* **Task input**

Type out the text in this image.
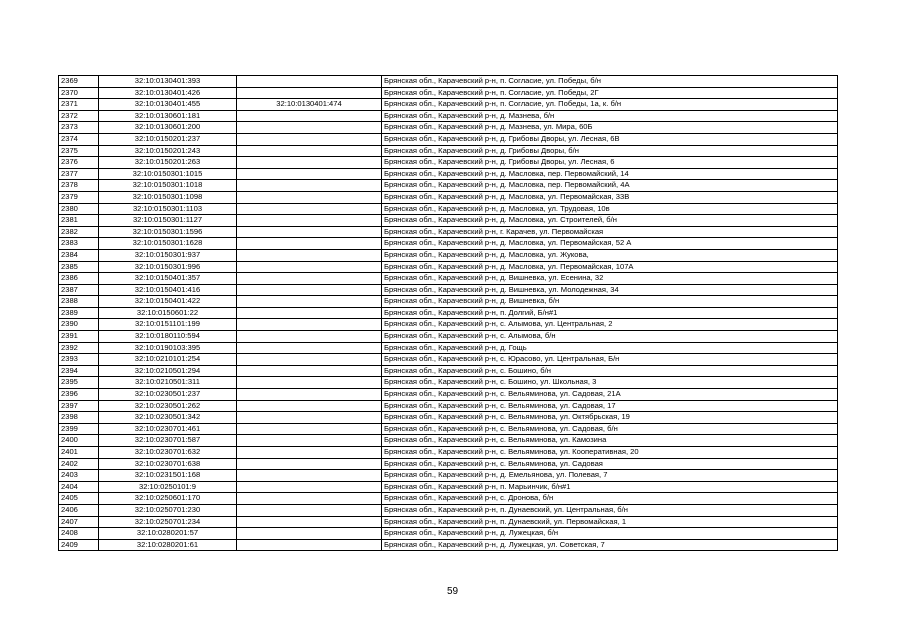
2369	32:10:0130401:393		Брянская обл., Карачевский р-н, п. Согласие, ул. Победы, б/н
2370	32:10:0130401:426		Брянская обл., Карачевский р-н, п. Согласие, ул. Победы, 2Г
2371	32:10:0130401:455	32:10:0130401:474	Брянская обл., Карачевский р-н, п. Согласие, ул. Победы, 1а, к. б/н
2372	32:10:0130601:181		Брянская обл., Карачевский р-н, д. Мазнева, б/н
2373	32:10:0130601:200		Брянская обл., Карачевский р-н, д. Мазнева, ул. Мира, 60Б
2374	32:10:0150201:237		Брянская обл., Карачевский р-н, д. Грибовы Дворы, ул. Лесная, 6В
2375	32:10:0150201:243		Брянская обл., Карачевский р-н, д. Грибовы Дворы, б/н
2376	32:10:0150201:263		Брянская обл., Карачевский р-н, д. Грибовы Дворы, ул. Лесная, 6
2377	32:10:0150301:1015		Брянская обл., Карачевский р-н, д. Масловка, пер. Первомайский, 14
2378	32:10:0150301:1018		Брянская обл., Карачевский р-н, д. Масловка, пер. Первомайский, 4А
2379	32:10:0150301:1098		Брянская обл., Карачевский р-н, д. Масловка, ул. Первомайская, 33В
2380	32:10:0150301:1103		Брянская обл., Карачевский р-н, д. Масловка, ул. Трудовая, 10в
2381	32:10:0150301:1127		Брянская обл., Карачевский р-н, д. Масловка, ул. Строителей, б/н
2382	32:10:0150301:1596		Брянская обл., Карачевский р-н, г. Карачев, ул. Первомайская
2383	32:10:0150301:1628		Брянская обл., Карачевский р-н, д. Масловка, ул. Первомайская, 52 А
2384	32:10:0150301:937		Брянская обл., Карачевский р-н, д. Масловка, ул. Жукова,
2385	32:10:0150301:996		Брянская обл., Карачевский р-н, д. Масловка, ул. Первомайская, 107А
2386	32:10:0150401:357		Брянская обл., Карачевский р-н, д. Вишневка, ул. Есенина, 32
2387	32:10:0150401:416		Брянская обл., Карачевский р-н, д. Вишневка, ул. Молодежная, 34
2388	32:10:0150401:422		Брянская обл., Карачевский р-н, д. Вишневка, б/н
2389	32:10:0150601:22		Брянская обл., Карачевский р-н, п. Долгий, Б/н#1
2390	32:10:0151101:199		Брянская обл., Карачевский р-н, с. Алымова, ул. Центральная, 2
2391	32:10:0180110:594		Брянская обл., Карачевский р-н, с. Алымова, б/н
2392	32:10:0190103:395		Брянская обл., Карачевский р-н, д. Гощь
2393	32:10:0210101:254		Брянская обл., Карачевский р-н, с. Юрасово, ул. Центральная, Б/н
2394	32:10:0210501:294		Брянская обл., Карачевский р-н, с. Бошино, б/н
2395	32:10:0210501:311		Брянская обл., Карачевский р-н, с. Бошино, ул. Школьная, 3
2396	32:10:0230501:237		Брянская обл., Карачевский р-н, с. Вельяминова, ул. Садовая, 21А
2397	32:10:0230501:262		Брянская обл., Карачевский р-н, с. Вельяминова, ул. Садовая, 17
2398	32:10:0230501:342		Брянская обл., Карачевский р-н, с. Вельяминова, ул. Октябрьская, 19
2399	32:10:0230701:461		Брянская обл., Карачевский р-н, с. Вельяминова, ул. Садовая, б/н
2400	32:10:0230701:587		Брянская обл., Карачевский р-н, с. Вельяминова, ул. Камозина
2401	32:10:0230701:632		Брянская обл., Карачевский р-н, с. Вельяминова, ул. Кооперативная, 20
2402	32:10:0230701:638		Брянская обл., Карачевский р-н, с. Вельяминова, ул. Садовая
2403	32:10:0231501:168		Брянская обл., Карачевский р-н, д. Емельянова, ул. Полевая, 7
2404	32:10:0250101:9		Брянская обл., Карачевский р-н, п. Марьинчик, б/н#1
2405	32:10:0250601:170		Брянская обл., Карачевский р-н, с. Дронова, б/н
2406	32:10:0250701:230		Брянская обл., Карачевский р-н, п. Дунаевский, ул. Центральная, б/н
2407	32:10:0250701:234		Брянская обл., Карачевский р-н, п. Дунаевский, ул. Первомайская, 1
2408	32:10:0280201:57		Брянская обл., Карачевский р-н, д. Лужецкая, б/н
2409	32:10:0280201:61		Брянская обл., Карачевский р-н, д. Лужецкая, ул. Советская, 7
59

* **Short problem**
Find every line in the records above that holds the word "Дворы", and copy each one.

* **Result for this exercise**
2374	32:10:0150201:237		Брянская обл., Карачевский р-н, д. Грибовы Дворы, ул. Лесная, 6В
2375	32:10:0150201:243		Брянская обл., Карачевский р-н, д. Грибовы Дворы, б/н
2376	32:10:0150201:263		Брянская обл., Карачевский р-н, д. Грибовы Дворы, ул. Лесная, 6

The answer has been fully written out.